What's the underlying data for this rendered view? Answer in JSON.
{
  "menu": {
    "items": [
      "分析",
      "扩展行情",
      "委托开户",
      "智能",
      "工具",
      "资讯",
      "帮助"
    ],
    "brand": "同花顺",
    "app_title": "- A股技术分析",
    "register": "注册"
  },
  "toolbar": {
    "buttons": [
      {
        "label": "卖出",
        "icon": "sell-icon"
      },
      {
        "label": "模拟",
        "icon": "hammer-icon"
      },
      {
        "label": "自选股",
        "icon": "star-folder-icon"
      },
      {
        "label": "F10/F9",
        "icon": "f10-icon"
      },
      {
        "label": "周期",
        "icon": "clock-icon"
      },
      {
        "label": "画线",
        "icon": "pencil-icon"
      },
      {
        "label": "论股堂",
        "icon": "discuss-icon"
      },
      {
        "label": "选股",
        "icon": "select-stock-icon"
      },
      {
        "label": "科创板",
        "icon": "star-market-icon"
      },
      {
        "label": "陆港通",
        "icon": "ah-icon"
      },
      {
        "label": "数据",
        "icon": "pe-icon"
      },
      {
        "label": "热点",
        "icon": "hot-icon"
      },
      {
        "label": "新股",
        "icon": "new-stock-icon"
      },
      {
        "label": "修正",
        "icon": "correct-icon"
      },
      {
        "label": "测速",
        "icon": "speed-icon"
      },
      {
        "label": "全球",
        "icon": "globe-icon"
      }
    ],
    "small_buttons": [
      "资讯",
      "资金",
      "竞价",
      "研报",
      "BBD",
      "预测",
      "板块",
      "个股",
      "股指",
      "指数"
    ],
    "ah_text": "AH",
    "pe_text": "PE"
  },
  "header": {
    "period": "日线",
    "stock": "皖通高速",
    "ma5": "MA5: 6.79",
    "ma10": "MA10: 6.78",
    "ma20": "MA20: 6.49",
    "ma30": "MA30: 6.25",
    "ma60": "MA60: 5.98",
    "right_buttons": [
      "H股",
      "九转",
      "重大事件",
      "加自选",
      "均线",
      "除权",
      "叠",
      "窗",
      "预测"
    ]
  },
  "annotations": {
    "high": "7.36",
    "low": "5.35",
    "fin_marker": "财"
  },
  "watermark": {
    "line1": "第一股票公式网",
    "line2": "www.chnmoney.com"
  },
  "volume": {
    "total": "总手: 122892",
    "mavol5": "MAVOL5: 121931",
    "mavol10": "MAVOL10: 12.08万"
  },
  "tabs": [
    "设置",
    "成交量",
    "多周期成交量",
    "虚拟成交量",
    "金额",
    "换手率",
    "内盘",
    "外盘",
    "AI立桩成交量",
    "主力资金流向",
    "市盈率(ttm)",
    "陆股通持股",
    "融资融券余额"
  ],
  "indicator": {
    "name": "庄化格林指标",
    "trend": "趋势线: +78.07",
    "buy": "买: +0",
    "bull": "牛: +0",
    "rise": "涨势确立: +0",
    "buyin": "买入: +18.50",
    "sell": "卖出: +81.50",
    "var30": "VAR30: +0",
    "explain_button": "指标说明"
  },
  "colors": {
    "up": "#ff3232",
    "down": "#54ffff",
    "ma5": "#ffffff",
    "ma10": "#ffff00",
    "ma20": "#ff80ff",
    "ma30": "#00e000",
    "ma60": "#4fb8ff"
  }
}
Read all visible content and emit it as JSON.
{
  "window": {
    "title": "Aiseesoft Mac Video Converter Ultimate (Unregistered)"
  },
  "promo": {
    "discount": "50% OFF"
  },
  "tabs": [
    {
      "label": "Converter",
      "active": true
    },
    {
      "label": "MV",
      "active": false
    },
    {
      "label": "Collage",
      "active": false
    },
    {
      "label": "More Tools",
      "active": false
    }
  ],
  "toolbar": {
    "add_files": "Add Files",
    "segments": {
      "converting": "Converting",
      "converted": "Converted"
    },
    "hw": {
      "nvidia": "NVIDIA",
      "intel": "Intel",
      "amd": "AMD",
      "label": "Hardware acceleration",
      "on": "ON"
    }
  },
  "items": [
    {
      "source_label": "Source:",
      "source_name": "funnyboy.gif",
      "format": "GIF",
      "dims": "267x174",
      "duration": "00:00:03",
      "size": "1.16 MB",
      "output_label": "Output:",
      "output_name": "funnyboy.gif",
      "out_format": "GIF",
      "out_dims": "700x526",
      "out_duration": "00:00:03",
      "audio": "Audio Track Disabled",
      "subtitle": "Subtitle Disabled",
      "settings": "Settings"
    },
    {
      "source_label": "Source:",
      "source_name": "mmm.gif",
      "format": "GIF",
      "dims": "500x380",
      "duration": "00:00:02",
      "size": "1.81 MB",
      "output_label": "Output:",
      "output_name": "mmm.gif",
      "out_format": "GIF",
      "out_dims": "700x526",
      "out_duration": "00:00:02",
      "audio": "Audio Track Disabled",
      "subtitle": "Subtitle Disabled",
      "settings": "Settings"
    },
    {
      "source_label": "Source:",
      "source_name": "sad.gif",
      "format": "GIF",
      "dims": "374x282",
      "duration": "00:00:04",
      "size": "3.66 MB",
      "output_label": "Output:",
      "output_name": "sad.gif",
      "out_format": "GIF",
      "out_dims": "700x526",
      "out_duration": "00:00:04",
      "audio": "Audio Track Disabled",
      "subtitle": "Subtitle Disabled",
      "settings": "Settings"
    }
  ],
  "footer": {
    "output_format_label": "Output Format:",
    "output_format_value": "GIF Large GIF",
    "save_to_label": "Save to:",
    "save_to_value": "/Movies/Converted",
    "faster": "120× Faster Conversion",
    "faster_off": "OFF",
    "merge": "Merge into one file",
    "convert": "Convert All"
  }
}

Problem requirements — Set down all of the data above, word for word.

Complete answer —
What's the underlying data for this rendered view? Answer in JSON.
{
  "menu": {
    "items": [
      "分析",
      "扩展行情",
      "委托开户",
      "智能",
      "工具",
      "资讯",
      "帮助"
    ],
    "brand": "同花顺",
    "app_title": "- A股技术分析",
    "register": "注册"
  },
  "toolbar": {
    "buttons": [
      {
        "label": "卖出",
        "icon": "sell-icon"
      },
      {
        "label": "模拟",
        "icon": "hammer-icon"
      },
      {
        "label": "自选股",
        "icon": "star-folder-icon"
      },
      {
        "label": "F10/F9",
        "icon": "f10-icon"
      },
      {
        "label": "周期",
        "icon": "clock-icon"
      },
      {
        "label": "画线",
        "icon": "pencil-icon"
      },
      {
        "label": "论股堂",
        "icon": "discuss-icon"
      },
      {
        "label": "选股",
        "icon": "select-stock-icon"
      },
      {
        "label": "科创板",
        "icon": "star-market-icon"
      },
      {
        "label": "陆港通",
        "icon": "ah-icon"
      },
      {
        "label": "数据",
        "icon": "pe-icon"
      },
      {
        "label": "热点",
        "icon": "hot-icon"
      },
      {
        "label": "新股",
        "icon": "new-stock-icon"
      },
      {
        "label": "修正",
        "icon": "correct-icon"
      },
      {
        "label": "测速",
        "icon": "speed-icon"
      },
      {
        "label": "全球",
        "icon": "globe-icon"
      }
    ],
    "small_buttons": [
      "资讯",
      "资金",
      "竞价",
      "研报",
      "BBD",
      "预测",
      "板块",
      "个股",
      "股指",
      "指数"
    ],
    "ah_text": "AH",
    "pe_text": "PE"
  },
  "header": {
    "period": "日线",
    "stock": "皖通高速",
    "ma5": "MA5: 6.79",
    "ma10": "MA10: 6.78",
    "ma20": "MA20: 6.49",
    "ma30": "MA30: 6.25",
    "ma60": "MA60: 5.98",
    "right_buttons": [
      "H股",
      "九转",
      "重大事件",
      "加自选",
      "均线",
      "除权",
      "叠",
      "窗",
      "预测"
    ]
  },
  "annotations": {
    "high": "7.36",
    "low": "5.35",
    "fin_marker": "财"
  },
  "watermark": {
    "line1": "第一股票公式网",
    "line2": "www.chnmoney.com"
  },
  "volume": {
    "total": "总手: 122892",
    "mavol5": "MAVOL5: 121931",
    "mavol10": "MAVOL10: 12.08万"
  },
  "tabs": [
    "设置",
    "成交量",
    "多周期成交量",
    "虚拟成交量",
    "金额",
    "换手率",
    "内盘",
    "外盘",
    "AI立桩成交量",
    "主力资金流向",
    "市盈率(ttm)",
    "陆股通持股",
    "融资融券余额"
  ],
  "indicator": {
    "name": "庄化格林指标",
    "trend": "趋势线: +78.07",
    "buy": "买: +0",
    "bull": "牛: +0",
    "rise": "涨势确立: +0",
    "buyin": "买入: +18.50",
    "sell": "卖出: +81.50",
    "var30": "VAR30: +0",
    "explain_button": "指标说明"
  },
  "colors": {
    "up": "#ff3232",
    "down": "#54ffff",
    "ma5": "#ffffff",
    "ma10": "#ffff00",
    "ma20": "#ff80ff",
    "ma30": "#00e000",
    "ma60": "#4fb8ff"
  }
}
Read all visible content and emit it as JSON.
{
  "window": {
    "title": "Aiseesoft Mac Video Converter Ultimate (Unregistered)"
  },
  "promo": {
    "discount": "50% OFF"
  },
  "tabs": [
    {
      "label": "Converter",
      "active": true
    },
    {
      "label": "MV",
      "active": false
    },
    {
      "label": "Collage",
      "active": false
    },
    {
      "label": "More Tools",
      "active": false
    }
  ],
  "toolbar": {
    "add_files": "Add Files",
    "segments": {
      "converting": "Converting",
      "converted": "Converted"
    },
    "hw": {
      "nvidia": "NVIDIA",
      "intel": "Intel",
      "amd": "AMD",
      "label": "Hardware acceleration",
      "on": "ON"
    }
  },
  "items": [
    {
      "source_label": "Source:",
      "source_name": "funnyboy.gif",
      "format": "GIF",
      "dims": "267x174",
      "duration": "00:00:03",
      "size": "1.16 MB",
      "output_label": "Output:",
      "output_name": "funnyboy.gif",
      "out_format": "GIF",
      "out_dims": "700x526",
      "out_duration": "00:00:03",
      "audio": "Audio Track Disabled",
      "subtitle": "Subtitle Disabled",
      "settings": "Settings"
    },
    {
      "source_label": "Source:",
      "source_name": "mmm.gif",
      "format": "GIF",
      "dims": "500x380",
      "duration": "00:00:02",
      "size": "1.81 MB",
      "output_label": "Output:",
      "output_name": "mmm.gif",
      "out_format": "GIF",
      "out_dims": "700x526",
      "out_duration": "00:00:02",
      "audio": "Audio Track Disabled",
      "subtitle": "Subtitle Disabled",
      "settings": "Settings"
    },
    {
      "source_label": "Source:",
      "source_name": "sad.gif",
      "format": "GIF",
      "dims": "374x282",
      "duration": "00:00:04",
      "size": "3.66 MB",
      "output_label": "Output:",
      "output_name": "sad.gif",
      "out_format": "GIF",
      "out_dims": "700x526",
      "out_duration": "00:00:04",
      "audio": "Audio Track Disabled",
      "subtitle": "Subtitle Disabled",
      "settings": "Settings"
    }
  ],
  "footer": {
    "output_format_label": "Output Format:",
    "output_format_value": "GIF Large GIF",
    "save_to_label": "Save to:",
    "save_to_value": "/Movies/Converted",
    "faster": "120× Faster Conversion",
    "faster_off": "OFF",
    "merge": "Merge into one file",
    "convert": "Convert All"
  }
}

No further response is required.